▶ ФРАГМЕНТ ТЕКСТА
Увидев меня, она вздрогнула всем тельцем и побежала ко мне. Буквально рванула. Но откуда-то сбоку выскочила толстая нянечка в белом халате, поймала ее и поволокла в палату.
Моя дочка заорала так, что поднялся потолок.
Передо мной выросла заведующая отделением. Я даже не знаю, как она выглядела. Я не видела, потому что мои глаза были в пять слоев залиты слезами.
– Вам придется покинуть помещение, – строго сказала заведующая. – Иначе ребенок никогда не привыкнет. У всех детей вначале синдром отрыва от дома. Но потом они привыкают.
Заведующая смотрела на меня и ждала, когда я уйду. Я повернулась и ушла. А что мне оставалось делать? Врач – своего рода генерал, а пациент – рядовой, зависимый человек. Я боялась эту начальницу и не смела перечить. Мы, советские граждане, рожденные при Сталине, все были воспитаны в страхе. Сталина давно нет, а страх остался.
Моя участь – хуже не бывает. Образ моей маленькой дочки в красном фланелевом платьице среди пустого больничного коридора отпечатался в моем мозгу. И больше я ничего не могла и не хотела видеть. Я согласна была сама лечь в больницу или сесть в тюрьму, только бы мой ребенок не страдал безвинно и не бился в рыданиях где-то там, за стенами. Разве это так необходимо – мучить маленького человека? Разве нельзя пропустить мать и тем самым облегчить участь обеих?
На другой день мы с Игорем примчались в больницу, и нам выдали ребенка на прогулку. Во дворе стояла песочница. Наша девочка была угнетена и молчалива. Игорь помогал ей лепить куличики, развлекал как мог.
Кончилось время прогулки. Пришла вчерашняя нянечка и потребовала вернуть ребенка в стационар. Дочка обхватила колени отца и заорала так, что птицы взлетели с деревьев. Нянька схватила ее за руку и поволокла. Игорь догнал, отобрал свою дочь, поднял ее на руки и пошел к выходу из больничного двора, широко шагая. Нянька опешила. Я побежала следом за мужем.
– Ты что делаешь? – ужаснулась я, хотя видела, что он делает: он выкрал ребенка и понес домой.
– А ты не видишь, ЧТО с ней творится? – мрачно спросил Игорь.
– Я пойду скажу, что мы ее забрали…
Как-то неудобно было уходить, не поставив никого в известность. Я была законопослушным членом общества и всегда чего-то и кого-то боялась.
Я вернулась в корпус и нашла заведующую.
– Мы забираем ребенка, – сказала я. – Если надо, я могу написать расписку.
– Какова причина? – строго спросила заведующая.
– Ребенок страдает.
– Одно дело – страдает, другое дело – умрет.
– Кто умрет? – не поняла я.
– Ваша дочь, кто же еще… У нее почки не справляются, канальцы запустевают.

▶ ИСХОДНЫЕ ДАННЫЕ
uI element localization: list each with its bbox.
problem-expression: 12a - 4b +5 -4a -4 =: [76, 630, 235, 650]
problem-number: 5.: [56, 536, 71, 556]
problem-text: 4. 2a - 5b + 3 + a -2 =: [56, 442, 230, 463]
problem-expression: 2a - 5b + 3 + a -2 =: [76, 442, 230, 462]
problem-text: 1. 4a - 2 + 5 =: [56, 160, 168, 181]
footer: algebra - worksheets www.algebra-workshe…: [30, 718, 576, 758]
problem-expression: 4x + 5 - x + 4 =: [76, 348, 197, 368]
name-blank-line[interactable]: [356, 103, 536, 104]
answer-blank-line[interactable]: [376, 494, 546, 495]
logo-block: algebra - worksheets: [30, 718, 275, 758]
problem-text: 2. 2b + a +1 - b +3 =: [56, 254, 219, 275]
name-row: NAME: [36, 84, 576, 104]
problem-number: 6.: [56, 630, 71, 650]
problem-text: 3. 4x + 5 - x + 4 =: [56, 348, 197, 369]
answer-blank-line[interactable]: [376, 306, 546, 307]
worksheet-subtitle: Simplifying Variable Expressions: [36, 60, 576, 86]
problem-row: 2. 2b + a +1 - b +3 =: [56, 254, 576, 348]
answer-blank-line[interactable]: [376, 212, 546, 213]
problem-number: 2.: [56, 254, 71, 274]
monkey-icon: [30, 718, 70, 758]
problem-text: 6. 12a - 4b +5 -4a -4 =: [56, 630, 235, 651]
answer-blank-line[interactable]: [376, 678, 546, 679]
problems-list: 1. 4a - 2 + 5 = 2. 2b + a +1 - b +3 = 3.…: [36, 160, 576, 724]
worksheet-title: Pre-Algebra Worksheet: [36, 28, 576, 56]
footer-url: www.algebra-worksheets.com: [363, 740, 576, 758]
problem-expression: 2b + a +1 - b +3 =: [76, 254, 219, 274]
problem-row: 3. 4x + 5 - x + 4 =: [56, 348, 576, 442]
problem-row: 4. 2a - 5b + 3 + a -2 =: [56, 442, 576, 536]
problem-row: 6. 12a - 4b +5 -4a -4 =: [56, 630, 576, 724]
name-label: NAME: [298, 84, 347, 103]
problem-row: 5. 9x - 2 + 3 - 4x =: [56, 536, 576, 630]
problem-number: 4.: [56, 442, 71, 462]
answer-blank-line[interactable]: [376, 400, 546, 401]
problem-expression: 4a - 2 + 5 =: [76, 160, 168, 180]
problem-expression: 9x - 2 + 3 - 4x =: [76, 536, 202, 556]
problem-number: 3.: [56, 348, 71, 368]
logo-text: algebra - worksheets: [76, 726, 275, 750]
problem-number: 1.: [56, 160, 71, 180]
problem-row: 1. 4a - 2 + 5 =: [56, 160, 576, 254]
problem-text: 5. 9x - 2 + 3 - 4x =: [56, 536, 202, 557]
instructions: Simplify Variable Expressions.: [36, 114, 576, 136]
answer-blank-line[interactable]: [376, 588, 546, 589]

▶ ЗАДАНИЕ
Напишите продолжение отрывка о маленькой дочке в больнице, начиная сразу после последней реплики заведующей.

▶ РЕЗУЛЬТАТ
Я с ужасом смотрела в ее глаза. В этих глазах стоял тот же садизм, что у Шарикова, когда он драл кошек.
Я поняла, заведующая пугает, издевается. Как говорит наша няня, издекается. И чем дольше я буду перед ней стоять, тем охотнее она будет «издекаться».
А вдруг это правда? Канальцы запустевают, почки перестанут фильтровать…
Я догнала свое семейство, и мы поехали домой на общественном транспорте.
Настя стояла у окна и смотрела, как мы идем от автобуса к своему подъезду. Гуськом. Первым шел Игорь, за ним – Наташа в платочке. Она смотрела в землю, в ней не было ничего детского. Опустошенный человек. Настя глядела в окно и молча плакала.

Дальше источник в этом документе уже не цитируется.